_Information provided_:
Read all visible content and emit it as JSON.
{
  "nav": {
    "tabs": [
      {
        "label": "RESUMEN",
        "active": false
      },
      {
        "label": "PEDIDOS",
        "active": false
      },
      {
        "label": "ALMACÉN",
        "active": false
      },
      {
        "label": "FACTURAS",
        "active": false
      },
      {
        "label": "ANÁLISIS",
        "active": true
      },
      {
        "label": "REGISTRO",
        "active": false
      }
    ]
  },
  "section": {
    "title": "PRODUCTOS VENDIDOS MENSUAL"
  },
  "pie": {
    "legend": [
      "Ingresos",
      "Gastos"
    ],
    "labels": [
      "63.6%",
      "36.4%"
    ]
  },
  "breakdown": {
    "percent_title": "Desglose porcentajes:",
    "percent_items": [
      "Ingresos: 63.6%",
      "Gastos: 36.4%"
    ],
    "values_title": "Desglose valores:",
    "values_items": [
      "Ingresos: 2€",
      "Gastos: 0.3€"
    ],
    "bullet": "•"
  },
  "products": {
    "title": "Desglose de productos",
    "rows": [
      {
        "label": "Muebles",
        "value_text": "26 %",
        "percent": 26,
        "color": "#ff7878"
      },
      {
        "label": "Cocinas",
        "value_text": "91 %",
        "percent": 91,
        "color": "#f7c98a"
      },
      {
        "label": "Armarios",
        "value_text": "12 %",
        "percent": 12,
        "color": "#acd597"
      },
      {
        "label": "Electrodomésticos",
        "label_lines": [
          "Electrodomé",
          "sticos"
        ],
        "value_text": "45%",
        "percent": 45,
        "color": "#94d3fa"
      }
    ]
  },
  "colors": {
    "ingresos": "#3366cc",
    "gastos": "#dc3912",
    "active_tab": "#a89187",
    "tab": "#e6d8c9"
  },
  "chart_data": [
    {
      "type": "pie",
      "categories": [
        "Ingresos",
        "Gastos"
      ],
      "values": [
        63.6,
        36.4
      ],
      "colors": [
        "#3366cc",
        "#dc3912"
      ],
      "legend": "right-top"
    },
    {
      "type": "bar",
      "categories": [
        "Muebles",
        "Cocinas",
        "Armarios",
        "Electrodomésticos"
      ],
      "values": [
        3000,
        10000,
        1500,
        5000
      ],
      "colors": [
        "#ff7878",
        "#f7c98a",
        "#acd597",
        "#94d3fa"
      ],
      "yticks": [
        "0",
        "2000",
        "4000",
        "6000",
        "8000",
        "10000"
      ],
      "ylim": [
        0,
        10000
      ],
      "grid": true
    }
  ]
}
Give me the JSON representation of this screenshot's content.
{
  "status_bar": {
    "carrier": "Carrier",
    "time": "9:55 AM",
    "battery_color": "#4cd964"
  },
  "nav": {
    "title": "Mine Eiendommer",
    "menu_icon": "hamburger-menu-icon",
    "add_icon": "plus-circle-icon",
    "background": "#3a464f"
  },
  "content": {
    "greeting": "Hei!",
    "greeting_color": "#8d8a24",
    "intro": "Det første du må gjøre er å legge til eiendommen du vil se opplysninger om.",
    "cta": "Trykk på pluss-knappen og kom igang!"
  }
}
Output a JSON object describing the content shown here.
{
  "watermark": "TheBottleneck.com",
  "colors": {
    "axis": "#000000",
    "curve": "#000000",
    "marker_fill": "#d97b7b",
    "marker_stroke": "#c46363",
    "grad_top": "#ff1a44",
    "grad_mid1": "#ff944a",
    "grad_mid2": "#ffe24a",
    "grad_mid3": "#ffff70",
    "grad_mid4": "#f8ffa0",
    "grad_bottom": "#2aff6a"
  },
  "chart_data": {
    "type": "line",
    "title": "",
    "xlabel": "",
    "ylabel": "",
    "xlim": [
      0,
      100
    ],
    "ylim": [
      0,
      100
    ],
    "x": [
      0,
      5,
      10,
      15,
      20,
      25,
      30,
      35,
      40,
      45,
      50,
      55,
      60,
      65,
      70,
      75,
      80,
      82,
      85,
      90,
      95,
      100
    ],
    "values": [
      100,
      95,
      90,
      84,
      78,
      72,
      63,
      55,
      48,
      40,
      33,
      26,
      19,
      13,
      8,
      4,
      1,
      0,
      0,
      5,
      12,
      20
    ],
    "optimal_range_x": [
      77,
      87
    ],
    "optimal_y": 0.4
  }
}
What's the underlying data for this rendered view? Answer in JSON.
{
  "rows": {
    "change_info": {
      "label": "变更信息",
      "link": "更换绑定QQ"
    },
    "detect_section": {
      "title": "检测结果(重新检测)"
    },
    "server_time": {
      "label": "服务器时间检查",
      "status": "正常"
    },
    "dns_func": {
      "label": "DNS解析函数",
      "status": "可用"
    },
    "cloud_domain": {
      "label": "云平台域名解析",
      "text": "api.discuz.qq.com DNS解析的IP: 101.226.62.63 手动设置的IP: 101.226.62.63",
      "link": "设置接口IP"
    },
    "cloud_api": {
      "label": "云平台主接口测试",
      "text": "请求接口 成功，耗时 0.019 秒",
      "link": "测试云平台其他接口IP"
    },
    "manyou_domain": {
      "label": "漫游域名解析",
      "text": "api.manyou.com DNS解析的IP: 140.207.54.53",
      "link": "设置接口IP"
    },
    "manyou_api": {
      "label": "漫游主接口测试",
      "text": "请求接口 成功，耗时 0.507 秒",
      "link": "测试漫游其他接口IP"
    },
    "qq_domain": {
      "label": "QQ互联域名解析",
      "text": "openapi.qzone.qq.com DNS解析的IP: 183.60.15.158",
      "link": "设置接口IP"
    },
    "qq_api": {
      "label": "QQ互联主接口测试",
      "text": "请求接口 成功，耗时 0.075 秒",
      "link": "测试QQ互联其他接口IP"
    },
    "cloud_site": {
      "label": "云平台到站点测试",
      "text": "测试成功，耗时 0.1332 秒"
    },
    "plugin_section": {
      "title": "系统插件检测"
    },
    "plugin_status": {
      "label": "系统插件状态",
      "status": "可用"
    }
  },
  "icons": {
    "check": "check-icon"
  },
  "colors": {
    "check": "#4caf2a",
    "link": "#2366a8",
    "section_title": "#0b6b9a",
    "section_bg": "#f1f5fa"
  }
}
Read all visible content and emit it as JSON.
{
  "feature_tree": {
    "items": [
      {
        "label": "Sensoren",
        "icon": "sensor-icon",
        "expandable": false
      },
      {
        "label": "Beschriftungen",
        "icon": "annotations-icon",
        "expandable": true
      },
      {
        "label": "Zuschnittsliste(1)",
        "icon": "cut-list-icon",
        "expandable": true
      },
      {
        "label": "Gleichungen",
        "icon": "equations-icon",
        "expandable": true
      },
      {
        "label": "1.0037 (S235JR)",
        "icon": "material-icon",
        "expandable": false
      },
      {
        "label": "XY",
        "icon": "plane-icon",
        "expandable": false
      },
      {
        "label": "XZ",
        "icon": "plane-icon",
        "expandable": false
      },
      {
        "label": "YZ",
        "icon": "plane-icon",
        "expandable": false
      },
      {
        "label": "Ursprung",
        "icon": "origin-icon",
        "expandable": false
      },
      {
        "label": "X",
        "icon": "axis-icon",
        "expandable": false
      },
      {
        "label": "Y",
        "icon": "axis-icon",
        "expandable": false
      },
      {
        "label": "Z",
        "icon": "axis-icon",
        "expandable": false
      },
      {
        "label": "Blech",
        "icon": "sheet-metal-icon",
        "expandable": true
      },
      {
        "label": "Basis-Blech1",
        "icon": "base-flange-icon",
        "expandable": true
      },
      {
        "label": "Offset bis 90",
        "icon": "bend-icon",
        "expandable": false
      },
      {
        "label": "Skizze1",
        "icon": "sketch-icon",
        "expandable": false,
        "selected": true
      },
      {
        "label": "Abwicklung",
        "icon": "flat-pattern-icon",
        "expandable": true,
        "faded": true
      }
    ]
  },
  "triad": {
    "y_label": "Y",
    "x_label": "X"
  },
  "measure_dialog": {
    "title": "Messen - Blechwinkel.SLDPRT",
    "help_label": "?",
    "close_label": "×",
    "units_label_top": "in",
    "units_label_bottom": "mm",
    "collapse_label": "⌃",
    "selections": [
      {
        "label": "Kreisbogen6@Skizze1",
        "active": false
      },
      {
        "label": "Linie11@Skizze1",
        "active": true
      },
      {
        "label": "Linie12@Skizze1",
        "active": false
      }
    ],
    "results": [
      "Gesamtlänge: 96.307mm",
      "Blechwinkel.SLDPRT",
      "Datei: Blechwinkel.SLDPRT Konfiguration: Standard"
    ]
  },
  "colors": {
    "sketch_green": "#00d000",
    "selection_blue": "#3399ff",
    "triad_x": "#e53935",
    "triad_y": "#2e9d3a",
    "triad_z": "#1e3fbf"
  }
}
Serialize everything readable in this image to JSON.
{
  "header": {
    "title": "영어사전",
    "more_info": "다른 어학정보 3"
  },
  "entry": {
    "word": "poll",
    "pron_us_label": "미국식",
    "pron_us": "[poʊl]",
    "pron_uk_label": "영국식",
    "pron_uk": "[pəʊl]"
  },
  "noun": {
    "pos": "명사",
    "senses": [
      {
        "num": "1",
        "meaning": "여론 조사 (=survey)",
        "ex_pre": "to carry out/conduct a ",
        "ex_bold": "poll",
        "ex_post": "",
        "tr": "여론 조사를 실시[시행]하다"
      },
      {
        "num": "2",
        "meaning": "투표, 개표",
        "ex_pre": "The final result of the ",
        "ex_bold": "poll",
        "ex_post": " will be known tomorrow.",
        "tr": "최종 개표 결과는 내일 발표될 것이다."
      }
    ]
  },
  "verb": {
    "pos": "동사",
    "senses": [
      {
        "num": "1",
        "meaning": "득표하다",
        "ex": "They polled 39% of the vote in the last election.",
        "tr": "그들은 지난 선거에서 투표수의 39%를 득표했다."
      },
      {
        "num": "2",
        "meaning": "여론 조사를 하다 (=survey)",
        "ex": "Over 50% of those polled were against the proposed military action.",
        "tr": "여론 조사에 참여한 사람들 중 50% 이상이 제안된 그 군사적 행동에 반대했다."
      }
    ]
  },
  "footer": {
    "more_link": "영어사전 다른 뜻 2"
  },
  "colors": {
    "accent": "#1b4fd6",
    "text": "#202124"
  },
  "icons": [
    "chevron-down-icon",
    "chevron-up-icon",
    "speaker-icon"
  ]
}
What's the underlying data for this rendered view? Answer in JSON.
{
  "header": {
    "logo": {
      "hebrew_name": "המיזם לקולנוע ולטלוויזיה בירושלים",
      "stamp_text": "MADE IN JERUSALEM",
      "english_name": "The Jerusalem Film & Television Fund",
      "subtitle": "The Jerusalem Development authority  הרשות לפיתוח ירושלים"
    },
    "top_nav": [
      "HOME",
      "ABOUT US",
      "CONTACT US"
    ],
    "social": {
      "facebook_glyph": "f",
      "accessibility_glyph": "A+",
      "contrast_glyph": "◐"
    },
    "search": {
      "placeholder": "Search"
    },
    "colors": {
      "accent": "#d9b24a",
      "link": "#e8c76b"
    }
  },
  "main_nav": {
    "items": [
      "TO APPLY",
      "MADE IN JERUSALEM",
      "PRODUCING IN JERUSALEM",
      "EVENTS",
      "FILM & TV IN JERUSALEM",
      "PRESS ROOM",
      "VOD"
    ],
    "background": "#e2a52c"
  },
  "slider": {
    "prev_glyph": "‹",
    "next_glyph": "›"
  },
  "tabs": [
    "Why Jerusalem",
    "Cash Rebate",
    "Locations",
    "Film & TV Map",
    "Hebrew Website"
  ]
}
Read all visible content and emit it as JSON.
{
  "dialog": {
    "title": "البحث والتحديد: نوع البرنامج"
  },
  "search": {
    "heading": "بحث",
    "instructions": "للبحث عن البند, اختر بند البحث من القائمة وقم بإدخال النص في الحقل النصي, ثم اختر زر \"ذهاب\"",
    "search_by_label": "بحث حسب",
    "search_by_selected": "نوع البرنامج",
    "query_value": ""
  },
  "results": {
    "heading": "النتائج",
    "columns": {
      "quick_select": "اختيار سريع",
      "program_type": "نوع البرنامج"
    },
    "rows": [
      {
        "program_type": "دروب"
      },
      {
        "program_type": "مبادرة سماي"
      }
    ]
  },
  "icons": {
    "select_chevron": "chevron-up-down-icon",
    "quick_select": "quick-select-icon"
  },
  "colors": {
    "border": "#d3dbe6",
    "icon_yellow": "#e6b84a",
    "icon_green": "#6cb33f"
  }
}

_Task description_: Identify every line where the string "Desglose" appears.

_Task solution_:
    "percent_title": "Desglose porcentajes:",
    "values_title": "Desglose valores:",
    "title": "Desglose de productos",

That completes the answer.